■ Problem requirements
Reproduce all entries word for word.

■ The input

>> start

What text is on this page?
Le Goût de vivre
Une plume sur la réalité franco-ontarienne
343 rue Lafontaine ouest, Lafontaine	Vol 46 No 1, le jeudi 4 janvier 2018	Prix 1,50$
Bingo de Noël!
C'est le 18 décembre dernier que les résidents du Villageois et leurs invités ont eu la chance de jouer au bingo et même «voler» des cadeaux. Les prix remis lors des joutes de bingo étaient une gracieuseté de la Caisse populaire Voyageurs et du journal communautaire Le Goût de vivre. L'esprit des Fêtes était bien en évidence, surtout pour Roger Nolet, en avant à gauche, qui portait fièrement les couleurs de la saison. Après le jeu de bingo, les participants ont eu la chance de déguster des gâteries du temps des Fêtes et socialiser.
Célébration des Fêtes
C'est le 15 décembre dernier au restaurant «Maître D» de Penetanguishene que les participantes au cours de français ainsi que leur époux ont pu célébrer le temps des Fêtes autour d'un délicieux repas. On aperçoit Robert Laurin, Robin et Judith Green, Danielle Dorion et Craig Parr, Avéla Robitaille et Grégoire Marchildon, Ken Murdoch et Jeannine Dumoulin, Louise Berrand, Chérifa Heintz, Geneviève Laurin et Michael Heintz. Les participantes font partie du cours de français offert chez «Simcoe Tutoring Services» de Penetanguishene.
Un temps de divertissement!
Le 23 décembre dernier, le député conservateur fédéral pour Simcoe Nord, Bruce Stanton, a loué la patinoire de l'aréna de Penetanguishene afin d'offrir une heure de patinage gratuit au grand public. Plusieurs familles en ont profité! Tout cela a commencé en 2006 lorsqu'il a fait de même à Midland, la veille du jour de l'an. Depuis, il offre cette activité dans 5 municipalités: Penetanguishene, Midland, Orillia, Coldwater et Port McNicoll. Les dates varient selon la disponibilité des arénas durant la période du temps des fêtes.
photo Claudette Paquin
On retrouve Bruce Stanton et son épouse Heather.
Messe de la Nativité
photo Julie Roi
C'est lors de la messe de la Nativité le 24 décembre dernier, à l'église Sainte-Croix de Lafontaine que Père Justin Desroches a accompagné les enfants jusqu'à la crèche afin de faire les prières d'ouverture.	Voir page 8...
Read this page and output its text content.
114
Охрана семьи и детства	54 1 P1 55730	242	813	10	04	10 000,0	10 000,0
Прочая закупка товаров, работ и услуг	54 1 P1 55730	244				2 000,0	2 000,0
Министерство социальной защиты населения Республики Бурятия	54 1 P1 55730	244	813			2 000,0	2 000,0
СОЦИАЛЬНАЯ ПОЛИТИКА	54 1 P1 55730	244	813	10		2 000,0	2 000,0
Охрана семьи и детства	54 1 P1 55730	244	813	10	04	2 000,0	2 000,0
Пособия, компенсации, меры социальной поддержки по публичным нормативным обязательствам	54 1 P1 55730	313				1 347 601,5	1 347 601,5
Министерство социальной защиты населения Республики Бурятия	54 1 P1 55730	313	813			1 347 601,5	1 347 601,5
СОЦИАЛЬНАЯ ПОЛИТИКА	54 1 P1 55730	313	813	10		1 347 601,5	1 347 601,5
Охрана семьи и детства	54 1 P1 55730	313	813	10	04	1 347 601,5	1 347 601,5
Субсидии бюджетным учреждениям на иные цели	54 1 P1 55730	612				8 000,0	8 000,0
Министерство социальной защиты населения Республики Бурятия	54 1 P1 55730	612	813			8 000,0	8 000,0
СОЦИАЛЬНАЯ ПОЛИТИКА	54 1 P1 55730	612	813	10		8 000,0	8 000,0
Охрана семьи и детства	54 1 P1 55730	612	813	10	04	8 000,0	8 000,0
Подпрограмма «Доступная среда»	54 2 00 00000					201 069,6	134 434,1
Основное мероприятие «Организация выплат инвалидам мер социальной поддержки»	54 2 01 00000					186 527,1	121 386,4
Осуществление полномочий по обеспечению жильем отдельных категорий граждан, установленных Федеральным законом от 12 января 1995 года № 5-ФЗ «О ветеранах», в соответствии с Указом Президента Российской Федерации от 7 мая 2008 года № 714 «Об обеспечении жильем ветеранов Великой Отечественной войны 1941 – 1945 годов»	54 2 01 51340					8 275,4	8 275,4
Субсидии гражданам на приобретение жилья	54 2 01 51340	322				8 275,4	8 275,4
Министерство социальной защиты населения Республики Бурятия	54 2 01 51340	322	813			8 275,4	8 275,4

>> end

■ The reply
What text is on this page?
Le Goût de vivre
Une plume sur la réalité franco-ontarienne
343 rue Lafontaine ouest, Lafontaine	Vol 46 No 1, le jeudi 4 janvier 2018	Prix 1,50$
Bingo de Noël!
C'est le 18 décembre dernier que les résidents du Villageois et leurs invités ont eu la chance de jouer au bingo et même «voler» des cadeaux. Les prix remis lors des joutes de bingo étaient une gracieuseté de la Caisse populaire Voyageurs et du journal communautaire Le Goût de vivre. L'esprit des Fêtes était bien en évidence, surtout pour Roger Nolet, en avant à gauche, qui portait fièrement les couleurs de la saison. Après le jeu de bingo, les participants ont eu la chance de déguster des gâteries du temps des Fêtes et socialiser.
Célébration des Fêtes
C'est le 15 décembre dernier au restaurant «Maître D» de Penetanguishene que les participantes au cours de français ainsi que leur époux ont pu célébrer le temps des Fêtes autour d'un délicieux repas. On aperçoit Robert Laurin, Robin et Judith Green, Danielle Dorion et Craig Parr, Avéla Robitaille et Grégoire Marchildon, Ken Murdoch et Jeannine Dumoulin, Louise Berrand, Chérifa Heintz, Geneviève Laurin et Michael Heintz. Les participantes font partie du cours de français offert chez «Simcoe Tutoring Services» de Penetanguishene.
Un temps de divertissement!
Le 23 décembre dernier, le député conservateur fédéral pour Simcoe Nord, Bruce Stanton, a loué la patinoire de l'aréna de Penetanguishene afin d'offrir une heure de patinage gratuit au grand public. Plusieurs familles en ont profité! Tout cela a commencé en 2006 lorsqu'il a fait de même à Midland, la veille du jour de l'an. Depuis, il offre cette activité dans 5 municipalités: Penetanguishene, Midland, Orillia, Coldwater et Port McNicoll. Les dates varient selon la disponibilité des arénas durant la période du temps des fêtes.
photo Claudette Paquin
On retrouve Bruce Stanton et son épouse Heather.
Messe de la Nativité
photo Julie Roi
C'est lors de la messe de la Nativité le 24 décembre dernier, à l'église Sainte-Croix de Lafontaine que Père Justin Desroches a accompagné les enfants jusqu'à la crèche afin de faire les prières d'ouverture.	Voir page 8...
Read this page and output its text content.
114
Охрана семьи и детства	54 1 P1 55730	242	813	10	04	10 000,0	10 000,0
Прочая закупка товаров, работ и услуг	54 1 P1 55730	244				2 000,0	2 000,0
Министерство социальной защиты населения Республики Бурятия	54 1 P1 55730	244	813			2 000,0	2 000,0
СОЦИАЛЬНАЯ ПОЛИТИКА	54 1 P1 55730	244	813	10		2 000,0	2 000,0
Охрана семьи и детства	54 1 P1 55730	244	813	10	04	2 000,0	2 000,0
Пособия, компенсации, меры социальной поддержки по публичным нормативным обязательствам	54 1 P1 55730	313				1 347 601,5	1 347 601,5
Министерство социальной защиты населения Республики Бурятия	54 1 P1 55730	313	813			1 347 601,5	1 347 601,5
СОЦИАЛЬНАЯ ПОЛИТИКА	54 1 P1 55730	313	813	10		1 347 601,5	1 347 601,5
Охрана семьи и детства	54 1 P1 55730	313	813	10	04	1 347 601,5	1 347 601,5
Субсидии бюджетным учреждениям на иные цели	54 1 P1 55730	612				8 000,0	8 000,0
Министерство социальной защиты населения Республики Бурятия	54 1 P1 55730	612	813			8 000,0	8 000,0
СОЦИАЛЬНАЯ ПОЛИТИКА	54 1 P1 55730	612	813	10		8 000,0	8 000,0
Охрана семьи и детства	54 1 P1 55730	612	813	10	04	8 000,0	8 000,0
Подпрограмма «Доступная среда»	54 2 00 00000					201 069,6	134 434,1
Основное мероприятие «Организация выплат инвалидам мер социальной поддержки»	54 2 01 00000					186 527,1	121 386,4
Осуществление полномочий по обеспечению жильем отдельных категорий граждан, установленных Федеральным законом от 12 января 1995 года № 5-ФЗ «О ветеранах», в соответствии с Указом Президента Российской Федерации от 7 мая 2008 года № 714 «Об обеспечении жильем ветеранов Великой Отечественной войны 1941 – 1945 годов»	54 2 01 51340					8 275,4	8 275,4
Субсидии гражданам на приобретение жилья	54 2 01 51340	322				8 275,4	8 275,4
Министерство социальной защиты населения Республики Бурятия	54 2 01 51340	322	813			8 275,4	8 275,4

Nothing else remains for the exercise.